◆ Exercise details ◆
A line counts if it contains the word "Profiles" at least once. State how many such lines the records contain, giving the number alone.

◆ Records shown ◆
┌──

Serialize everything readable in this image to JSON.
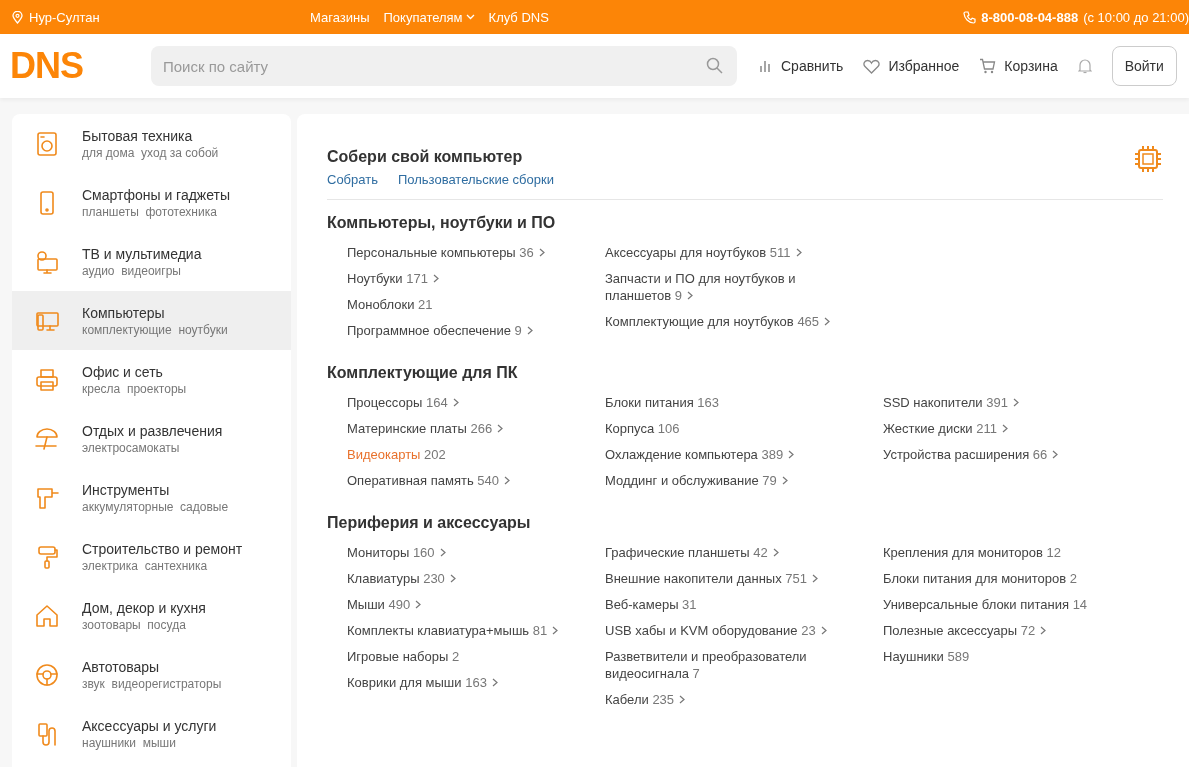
{
  "top_bar": {
    "city": "Нур-Султан",
    "links": [
      {
        "label": "Магазины",
        "dropdown": false
      },
      {
        "label": "Покупателям",
        "dropdown": true
      },
      {
        "label": "Клуб DNS",
        "dropdown": false
      }
    ],
    "phone": "8-800-08-04-888",
    "hours": "(с 10:00 до 21:00)"
  },
  "header": {
    "logo": "DNS",
    "search": {
      "placeholder": "Поиск по сайту"
    },
    "nav": [
      "Сравнить",
      "Избранное",
      "Корзина"
    ],
    "login": "Войти"
  },
  "sidebar": {
    "items": [
      {
        "title": "Бытовая техника",
        "tags": [
          "для дома",
          "уход за собой"
        ],
        "selected": false
      },
      {
        "title": "Смартфоны и гаджеты",
        "tags": [
          "планшеты",
          "фототехника"
        ],
        "selected": false
      },
      {
        "title": "ТВ и мультимедиа",
        "tags": [
          "аудио",
          "видеоигры"
        ],
        "selected": false
      },
      {
        "title": "Компьютеры",
        "tags": [
          "комплектующие",
          "ноутбуки"
        ],
        "selected": true
      },
      {
        "title": "Офис и сеть",
        "tags": [
          "кресла",
          "проекторы"
        ],
        "selected": false
      },
      {
        "title": "Отдых и развлечения",
        "tags": [
          "электросамокаты"
        ],
        "selected": false
      },
      {
        "title": "Инструменты",
        "tags": [
          "аккумуляторные",
          "садовые"
        ],
        "selected": false
      },
      {
        "title": "Строительство и ремонт",
        "tags": [
          "электрика",
          "сантехника"
        ],
        "selected": false
      },
      {
        "title": "Дом, декор и кухня",
        "tags": [
          "зоотовары",
          "посуда"
        ],
        "selected": false
      },
      {
        "title": "Автотовары",
        "tags": [
          "звук",
          "видеорегистраторы"
        ],
        "selected": false
      },
      {
        "title": "Аксессуары и услуги",
        "tags": [
          "наушники",
          "мыши"
        ],
        "selected": false
      }
    ]
  },
  "builder": {
    "title": "Собери свой компьютер",
    "links": [
      "Собрать",
      "Пользовательские сборки"
    ]
  },
  "sections": [
    {
      "title": "Компьютеры, ноутбуки и ПО",
      "columns": [
        [
          {
            "name": "Персональные компьютеры",
            "count": "36",
            "has_submenu": true,
            "selected": false
          },
          {
            "name": "Ноутбуки",
            "count": "171",
            "has_submenu": true,
            "selected": false
          },
          {
            "name": "Моноблоки",
            "count": "21",
            "has_submenu": false,
            "selected": false
          },
          {
            "name": "Программное обеспечение",
            "count": "9",
            "has_submenu": true,
            "selected": false
          }
        ],
        [
          {
            "name": "Аксессуары для ноутбуков",
            "count": "511",
            "has_submenu": true,
            "selected": false
          },
          {
            "name": "Запчасти и ПО для ноутбуков и планшетов",
            "count": "9",
            "has_submenu": true,
            "selected": false
          },
          {
            "name": "Комплектующие для ноутбуков",
            "count": "465",
            "has_submenu": true,
            "selected": false
          }
        ]
      ]
    },
    {
      "title": "Комплектующие для ПК",
      "columns": [
        [
          {
            "name": "Процессоры",
            "count": "164",
            "has_submenu": true,
            "selected": false
          },
          {
            "name": "Материнские платы",
            "count": "266",
            "has_submenu": true,
            "selected": false
          },
          {
            "name": "Видеокарты",
            "count": "202",
            "has_submenu": false,
            "selected": true
          },
          {
            "name": "Оперативная память",
            "count": "540",
            "has_submenu": true,
            "selected": false
          }
        ],
        [
          {
            "name": "Блоки питания",
            "count": "163",
            "has_submenu": false,
            "selected": false
          },
          {
            "name": "Корпуса",
            "count": "106",
            "has_submenu": false,
            "selected": false
          },
          {
            "name": "Охлаждение компьютера",
            "count": "389",
            "has_submenu": true,
            "selected": false
          },
          {
            "name": "Моддинг и обслуживание",
            "count": "79",
            "has_submenu": true,
            "selected": false
          }
        ],
        [
          {
            "name": "SSD накопители",
            "count": "391",
            "has_submenu": true,
            "selected": false
          },
          {
            "name": "Жесткие диски",
            "count": "211",
            "has_submenu": true,
            "selected": false
          },
          {
            "name": "Устройства расширения",
            "count": "66",
            "has_submenu": true,
            "selected": false
          }
        ]
      ]
    },
    {
      "title": "Периферия и аксессуары",
      "columns": [
        [
          {
            "name": "Мониторы",
            "count": "160",
            "has_submenu": true,
            "selected": false
          },
          {
            "name": "Клавиатуры",
            "count": "230",
            "has_submenu": true,
            "selected": false
          },
          {
            "name": "Мыши",
            "count": "490",
            "has_submenu": true,
            "selected": false
          },
          {
            "name": "Комплекты клавиатура+мышь",
            "count": "81",
            "has_submenu": true,
            "selected": false
          },
          {
            "name": "Игровые наборы",
            "count": "2",
            "has_submenu": false,
            "selected": false
          },
          {
            "name": "Коврики для мыши",
            "count": "163",
            "has_submenu": true,
            "selected": false
          }
        ],
        [
          {
            "name": "Графические планшеты",
            "count": "42",
            "has_submenu": true,
            "selected": false
          },
          {
            "name": "Внешние накопители данных",
            "count": "751",
            "has_submenu": true,
            "selected": false
          },
          {
            "name": "Веб-камеры",
            "count": "31",
            "has_submenu": false,
            "selected": false
          },
          {
            "name": "USB хабы и KVM оборудование",
            "count": "23",
            "has_submenu": true,
            "selected": false
          },
          {
            "name": "Разветвители и преобразователи видеосигнала",
            "count": "7",
            "has_submenu": false,
            "selected": false
          },
          {
            "name": "Кабели",
            "count": "235",
            "has_submenu": true,
            "selected": false
          }
        ],
        [
          {
            "name": "Крепления для мониторов",
            "count": "12",
            "has_submenu": false,
            "selected": false
          },
          {
            "name": "Блоки питания для мониторов",
            "count": "2",
            "has_submenu": false,
            "selected": false
          },
          {
            "name": "Универсальные блоки питания",
            "count": "14",
            "has_submenu": false,
            "selected": false
          },
          {
            "name": "Полезные аксессуары",
            "count": "72",
            "has_submenu": true,
            "selected": false
          },
          {
            "name": "Наушники",
            "count": "589",
            "has_submenu": false,
            "selected": false
          }
        ]
      ]
    }
  ]
}
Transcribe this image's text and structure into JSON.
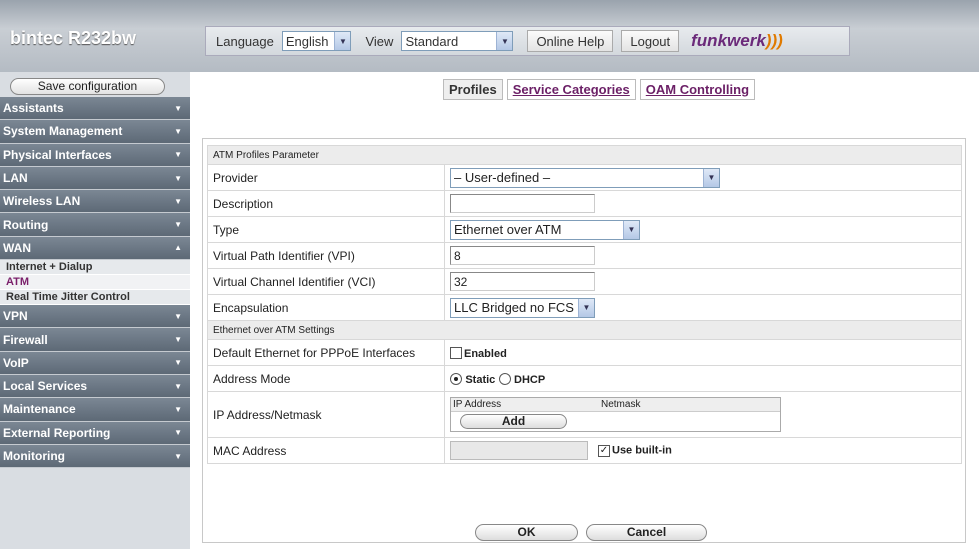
{
  "header": {
    "brand": "bintec R232bw",
    "language_label": "Language",
    "language_value": "English",
    "view_label": "View",
    "view_value": "Standard",
    "online_help": "Online Help",
    "logout": "Logout",
    "logo_text": "funkwerk",
    "logo_wave": ")))"
  },
  "sidebar": {
    "save_configuration": "Save configuration",
    "menu_top": [
      {
        "label": "Assistants"
      },
      {
        "label": "System Management"
      },
      {
        "label": "Physical Interfaces"
      },
      {
        "label": "LAN"
      },
      {
        "label": "Wireless LAN"
      },
      {
        "label": "Routing"
      },
      {
        "label": "WAN"
      }
    ],
    "wan_items": [
      {
        "label": "Internet + Dialup"
      },
      {
        "label": "ATM"
      },
      {
        "label": "Real Time Jitter Control"
      }
    ],
    "menu_bottom": [
      {
        "label": "VPN"
      },
      {
        "label": "Firewall"
      },
      {
        "label": "VoIP"
      },
      {
        "label": "Local Services"
      },
      {
        "label": "Maintenance"
      },
      {
        "label": "External Reporting"
      },
      {
        "label": "Monitoring"
      }
    ]
  },
  "tabs": {
    "profiles": "Profiles",
    "service_categories": "Service Categories",
    "oam_controlling": "OAM Controlling"
  },
  "form": {
    "section1": "ATM Profiles Parameter",
    "provider_label": "Provider",
    "provider_value": "– User-defined –",
    "description_label": "Description",
    "description_value": "",
    "type_label": "Type",
    "type_value": "Ethernet over ATM",
    "vpi_label": "Virtual Path Identifier (VPI)",
    "vpi_value": "8",
    "vci_label": "Virtual Channel Identifier (VCI)",
    "vci_value": "32",
    "encap_label": "Encapsulation",
    "encap_value": "LLC Bridged no FCS",
    "section2": "Ethernet over ATM Settings",
    "pppoe_label": "Default Ethernet for PPPoE Interfaces",
    "pppoe_enabled": "Enabled",
    "address_mode_label": "Address Mode",
    "static_label": "Static",
    "dhcp_label": "DHCP",
    "ip_label": "IP Address/Netmask",
    "ip_col": "IP Address",
    "netmask_col": "Netmask",
    "add": "Add",
    "mac_label": "MAC Address",
    "use_builtin": "Use built-in"
  },
  "buttons": {
    "ok": "OK",
    "cancel": "Cancel"
  }
}
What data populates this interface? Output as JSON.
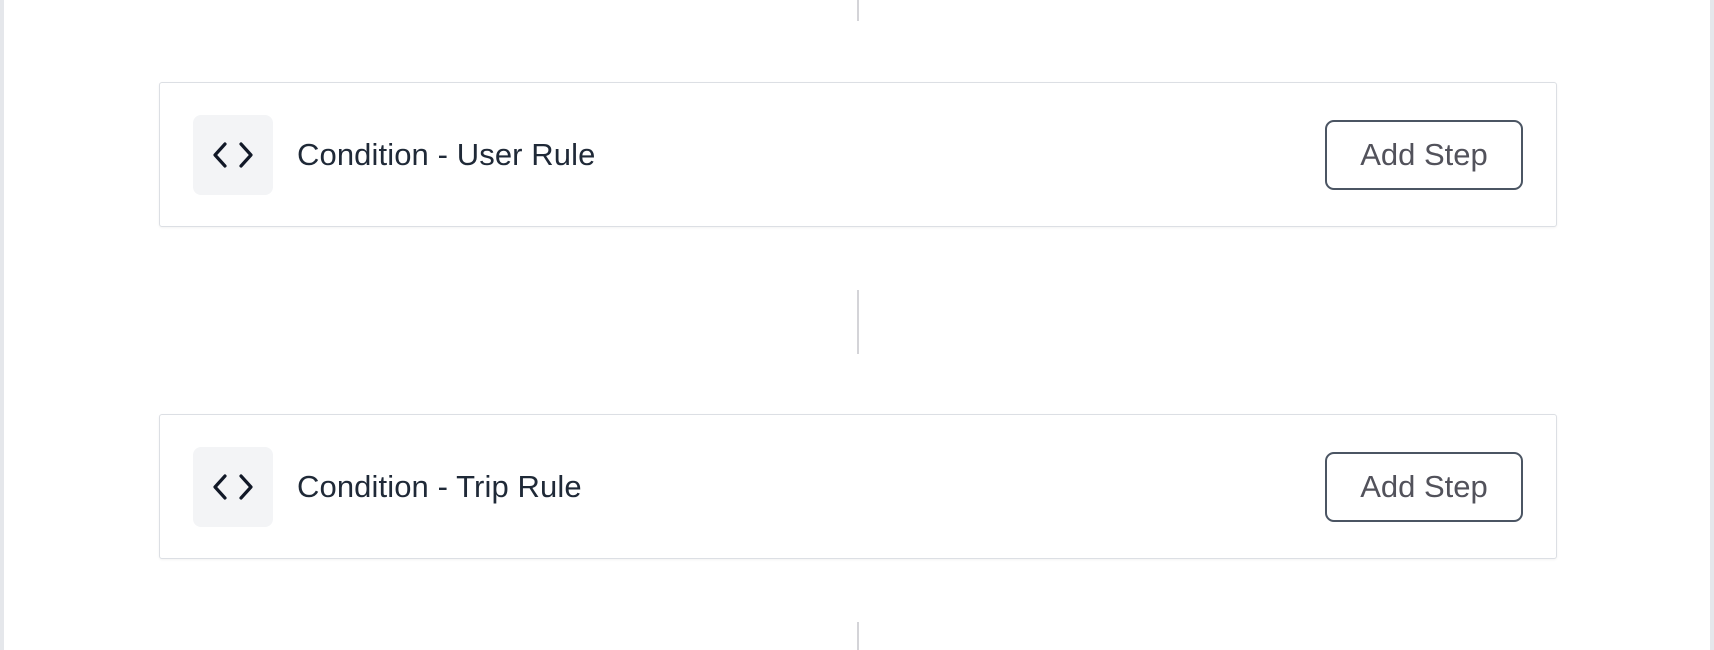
{
  "steps": [
    {
      "icon": "code-brackets-icon",
      "title": "Condition - User Rule",
      "action_label": "Add Step"
    },
    {
      "icon": "code-brackets-icon",
      "title": "Condition - Trip Rule",
      "action_label": "Add Step"
    }
  ],
  "colors": {
    "card_border": "#dcdfe4",
    "icon_background": "#f3f4f6",
    "title_text": "#1f2937",
    "button_border": "#4b5563",
    "button_text": "#52525b",
    "connector": "#d4d4d8"
  }
}
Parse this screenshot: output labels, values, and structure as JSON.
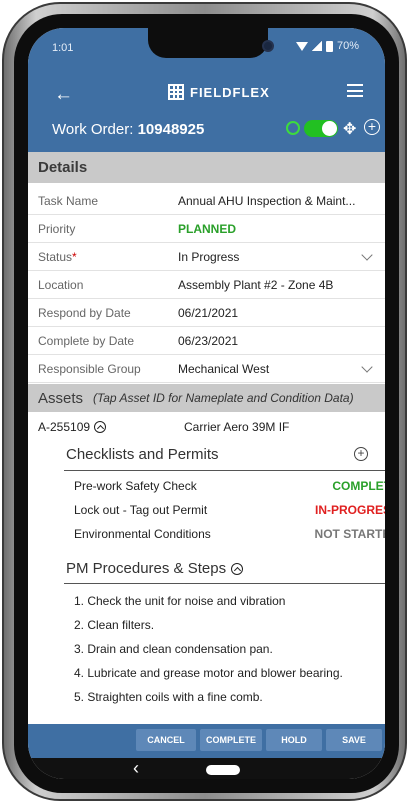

└──

◆ Task solution ◆
2